### Goal
Identify every line containing the word "Fathers" and reproduce each one.
---------- Input ----------
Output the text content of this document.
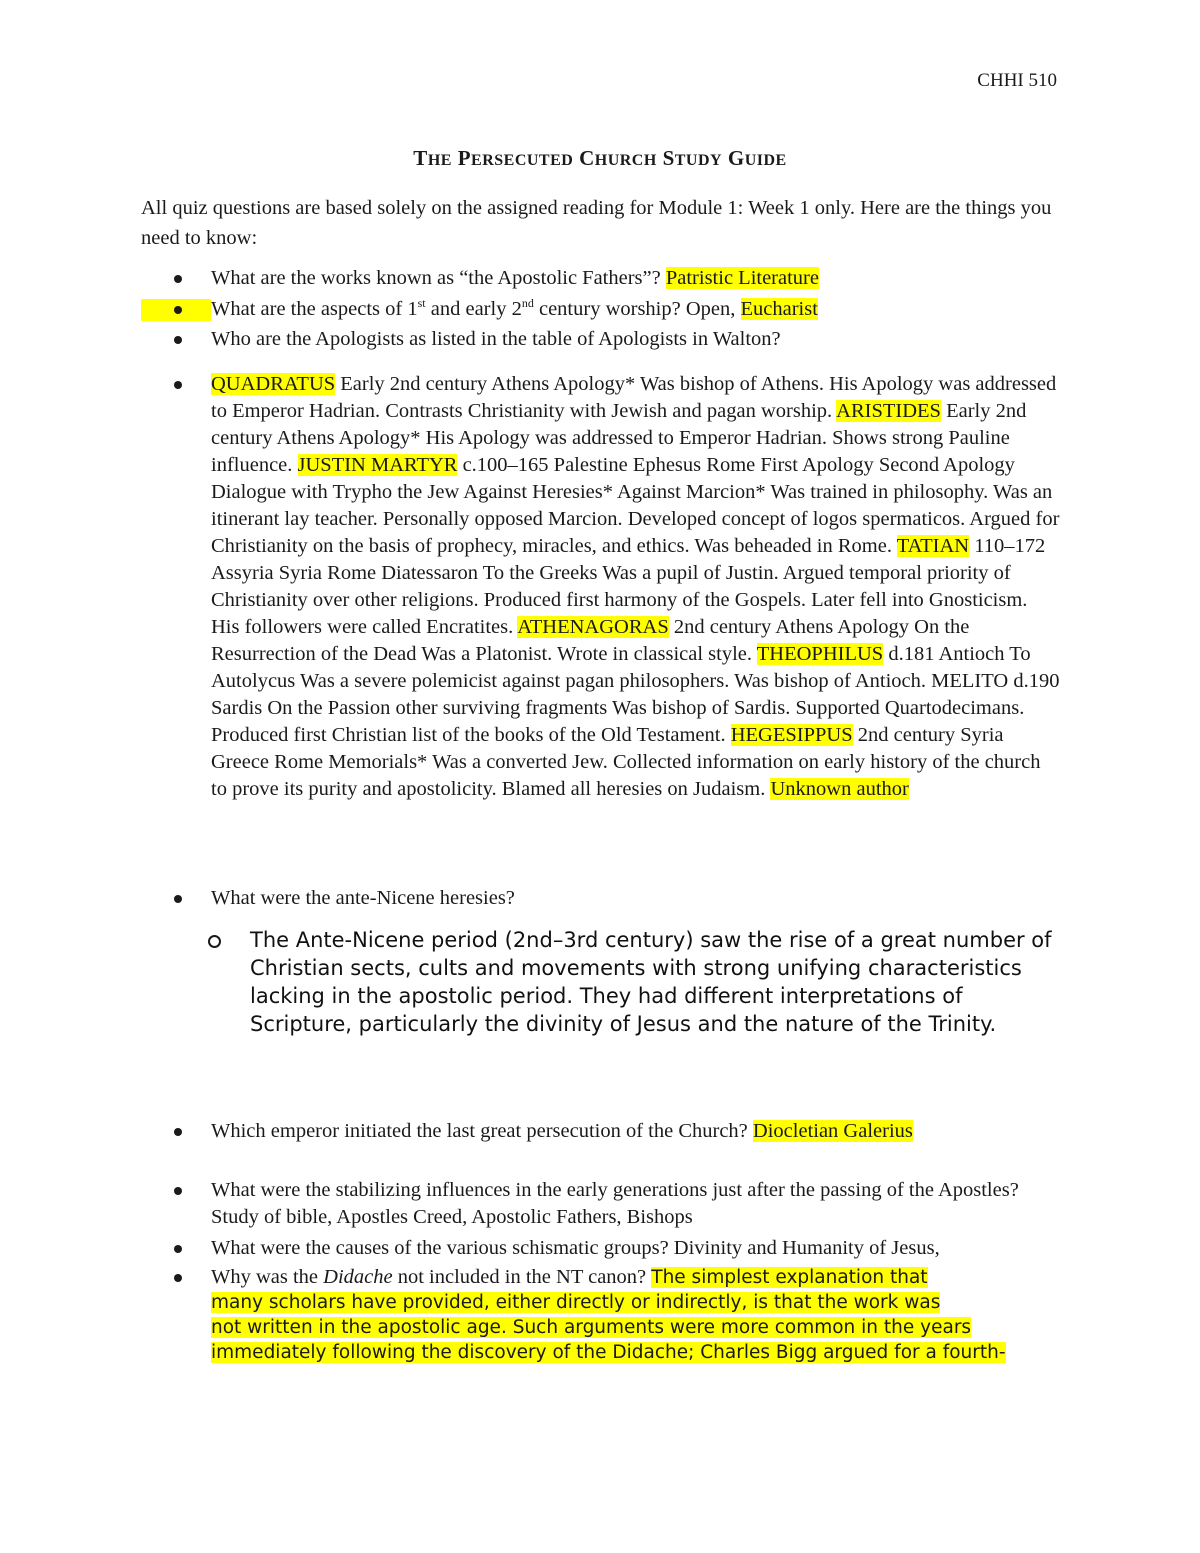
CHHI 510
THE PERSECUTED CHURCH STUDY GUIDE
All quiz questions are based solely on the assigned reading for Module 1: Week 1 only. Here are the things you need to know:
What are the works known as “the Apostolic Fathers”? Patristic Literature
What are the aspects of 1st and early 2nd century worship? Open, Eucharist
Who are the Apologists as listed in the table of Apologists in Walton?
QUADRATUS Early 2nd century Athens Apology* Was bishop of Athens. His Apology was addressed to Emperor Hadrian. Contrasts Christianity with Jewish and pagan worship. ARISTIDES Early 2nd century Athens Apology* His Apology was addressed to Emperor Hadrian. Shows strong Pauline influence. JUSTIN MARTYR c.100–165 Palestine Ephesus Rome First Apology Second Apology Dialogue with Trypho the Jew Against Heresies* Against Marcion* Was trained in philosophy. Was an itinerant lay teacher. Personally opposed Marcion. Developed concept of logos spermaticos. Argued for Christianity on the basis of prophecy, miracles, and ethics. Was beheaded in Rome. TATIAN 110–172 Assyria Syria Rome Diatessaron To the Greeks Was a pupil of Justin. Argued temporal priority of Christianity over other religions. Produced first harmony of the Gospels. Later fell into Gnosticism. His followers were called Encratites. ATHENAGORAS 2nd century Athens Apology On the Resurrection of the Dead Was a Platonist. Wrote in classical style. THEOPHILUS d.181 Antioch To Autolycus Was a severe polemicist against pagan philosophers. Was bishop of Antioch. MELITO d.190 Sardis On the Passion other surviving fragments Was bishop of Sardis. Supported Quartodecimans. Produced first Christian list of the books of the Old Testament. HEGESIPPUS 2nd century Syria Greece Rome Memorials* Was a converted Jew. Collected information on early history of the church to prove its purity and apostolicity. Blamed all heresies on Judaism. Unknown author
What were the ante-Nicene heresies?
The Ante-Nicene period (2nd–3rd century) saw the rise of a great number of Christian sects, cults and movements with strong unifying characteristics lacking in the apostolic period. They had different interpretations of Scripture, particularly the divinity of Jesus and the nature of the Trinity.
Which emperor initiated the last great persecution of the Church? Diocletian Galerius
What were the stabilizing influences in the early generations just after the passing of the Apostles? Study of bible, Apostles Creed, Apostolic Fathers, Bishops
What were the causes of the various schismatic groups? Divinity and Humanity of Jesus,
Why was the Didache not included in the NT canon? The simplest explanation that
many scholars have provided, either directly or indirectly, is that the work was
not written in the apostolic age. Such arguments were more common in the years
immediately following the discovery of the Didache; Charles Bigg argued for a fourth-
----------
### Exercise result
What are the works known as “the Apostolic Fathers”? Patristic Literature
What were the stabilizing influences in the early generations just after the passing of the Apostles? Study of bible, Apostles Creed, Apostolic Fathers, Bishops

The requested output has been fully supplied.